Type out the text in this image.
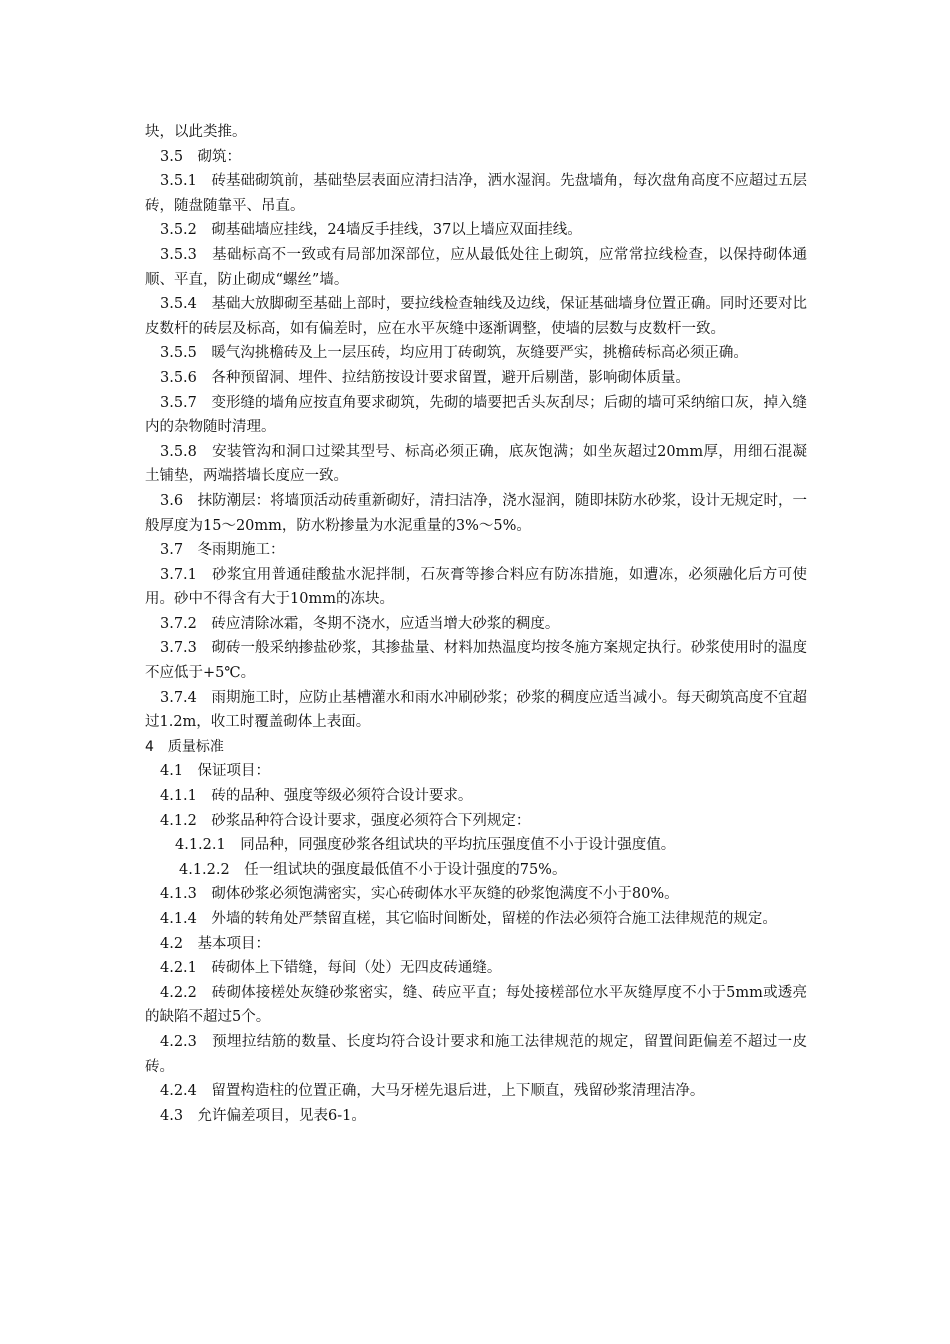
块，以此类推。

3.5　砌筑：

3.5.1　砖基础砌筑前，基础垫层表面应清扫洁净，洒水湿润。先盘墙角，每次盘角高度不应超过五层砖，随盘随靠平、吊直。

3.5.2　砌基础墙应挂线，24墙反手挂线，37以上墙应双面挂线。

3.5.3　基础标高不一致或有局部加深部位，应从最低处往上砌筑，应常常拉线检查，以保持砌体通顺、平直，防止砌成“螺丝”墙。

3.5.4　基础大放脚砌至基础上部时，要拉线检查轴线及边线，保证基础墙身位置正确。同时还要对比皮数杆的砖层及标高，如有偏差时，应在水平灰缝中逐渐调整，使墙的层数与皮数杆一致。

3.5.5　暖气沟挑檐砖及上一层压砖，均应用丁砖砌筑，灰缝要严实，挑檐砖标高必须正确。

3.5.6　各种预留洞、埋件、拉结筋按设计要求留置，避开后剔凿，影响砌体质量。

3.5.7　变形缝的墙角应按直角要求砌筑，先砌的墙要把舌头灰刮尽；后砌的墙可采纳缩口灰，掉入缝内的杂物随时清理。

3.5.8　安装管沟和洞口过梁其型号、标高必须正确，底灰饱满；如坐灰超过20mm厚，用细石混凝土铺垫，两端搭墙长度应一致。

3.6　抹防潮层：将墙顶活动砖重新砌好，清扫洁净，浇水湿润，随即抹防水砂浆，设计无规定时，一般厚度为15～20mm，防水粉掺量为水泥重量的3%～5%。

3.7　冬雨期施工：

3.7.1　砂浆宜用普通硅酸盐水泥拌制，石灰膏等掺合料应有防冻措施，如遭冻，必须融化后方可使用。砂中不得含有大于10mm的冻块。

3.7.2　砖应清除冰霜，冬期不浇水，应适当增大砂浆的稠度。

3.7.3　砌砖一般采纳掺盐砂浆，其掺盐量、材料加热温度均按冬施方案规定执行。砂浆使用时的温度不应低于+5℃。

3.7.4　雨期施工时，应防止基槽灌水和雨水冲刷砂浆；砂浆的稠度应适当减小。每天砌筑高度不宜超过1.2m，收工时覆盖砌体上表面。

4　质量标准

4.1　保证项目：

4.1.1　砖的品种、强度等级必须符合设计要求。

4.1.2　砂浆品种符合设计要求，强度必须符合下列规定：

4.1.2.1　同品种，同强度砂浆各组试块的平均抗压强度值不小于设计强度值。

4.1.2.2　任一组试块的强度最低值不小于设计强度的75%。

4.1.3　砌体砂浆必须饱满密实，实心砖砌体水平灰缝的砂浆饱满度不小于80%。

4.1.4　外墙的转角处严禁留直槎，其它临时间断处，留槎的作法必须符合施工法律规范的规定。

4.2　基本项目：

4.2.1　砖砌体上下错缝，每间（处）无四皮砖通缝。

4.2.2　砖砌体接槎处灰缝砂浆密实，缝、砖应平直；每处接槎部位水平灰缝厚度不小于5mm或透亮的缺陷不超过5个。

4.2.3　预埋拉结筋的数量、长度均符合设计要求和施工法律规范的规定，留置间距偏差不超过一皮砖。

4.2.4　留置构造柱的位置正确，大马牙槎先退后进，上下顺直，残留砂浆清理洁净。

4.3　允许偏差项目，见表6-1。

+ + + + +

> [TASK STATEMENT]: Quote every line word for word and keep the images out of the copy.

> [IN RESPONSE]:
Type out the text in this image.
块，以此类推。

3.5　砌筑：

3.5.1　砖基础砌筑前，基础垫层表面应清扫洁净，洒水湿润。先盘墙角，每次盘角高度不应超过五层砖，随盘随靠平、吊直。

3.5.2　砌基础墙应挂线，24墙反手挂线，37以上墙应双面挂线。

3.5.3　基础标高不一致或有局部加深部位，应从最低处往上砌筑，应常常拉线检查，以保持砌体通顺、平直，防止砌成“螺丝”墙。

3.5.4　基础大放脚砌至基础上部时，要拉线检查轴线及边线，保证基础墙身位置正确。同时还要对比皮数杆的砖层及标高，如有偏差时，应在水平灰缝中逐渐调整，使墙的层数与皮数杆一致。

3.5.5　暖气沟挑檐砖及上一层压砖，均应用丁砖砌筑，灰缝要严实，挑檐砖标高必须正确。

3.5.6　各种预留洞、埋件、拉结筋按设计要求留置，避开后剔凿，影响砌体质量。

3.5.7　变形缝的墙角应按直角要求砌筑，先砌的墙要把舌头灰刮尽；后砌的墙可采纳缩口灰，掉入缝内的杂物随时清理。

3.5.8　安装管沟和洞口过梁其型号、标高必须正确，底灰饱满；如坐灰超过20mm厚，用细石混凝土铺垫，两端搭墙长度应一致。

3.6　抹防潮层：将墙顶活动砖重新砌好，清扫洁净，浇水湿润，随即抹防水砂浆，设计无规定时，一般厚度为15～20mm，防水粉掺量为水泥重量的3%～5%。

3.7　冬雨期施工：

3.7.1　砂浆宜用普通硅酸盐水泥拌制，石灰膏等掺合料应有防冻措施，如遭冻，必须融化后方可使用。砂中不得含有大于10mm的冻块。

3.7.2　砖应清除冰霜，冬期不浇水，应适当增大砂浆的稠度。

3.7.3　砌砖一般采纳掺盐砂浆，其掺盐量、材料加热温度均按冬施方案规定执行。砂浆使用时的温度不应低于+5℃。

3.7.4　雨期施工时，应防止基槽灌水和雨水冲刷砂浆；砂浆的稠度应适当减小。每天砌筑高度不宜超过1.2m，收工时覆盖砌体上表面。

4　质量标准

4.1　保证项目：

4.1.1　砖的品种、强度等级必须符合设计要求。

4.1.2　砂浆品种符合设计要求，强度必须符合下列规定：

4.1.2.1　同品种，同强度砂浆各组试块的平均抗压强度值不小于设计强度值。

4.1.2.2　任一组试块的强度最低值不小于设计强度的75%。

4.1.3　砌体砂浆必须饱满密实，实心砖砌体水平灰缝的砂浆饱满度不小于80%。

4.1.4　外墙的转角处严禁留直槎，其它临时间断处，留槎的作法必须符合施工法律规范的规定。

4.2　基本项目：

4.2.1　砖砌体上下错缝，每间（处）无四皮砖通缝。

4.2.2　砖砌体接槎处灰缝砂浆密实，缝、砖应平直；每处接槎部位水平灰缝厚度不小于5mm或透亮的缺陷不超过5个。

4.2.3　预埋拉结筋的数量、长度均符合设计要求和施工法律规范的规定，留置间距偏差不超过一皮砖。

4.2.4　留置构造柱的位置正确，大马牙槎先退后进，上下顺直，残留砂浆清理洁净。

4.3　允许偏差项目，见表6-1。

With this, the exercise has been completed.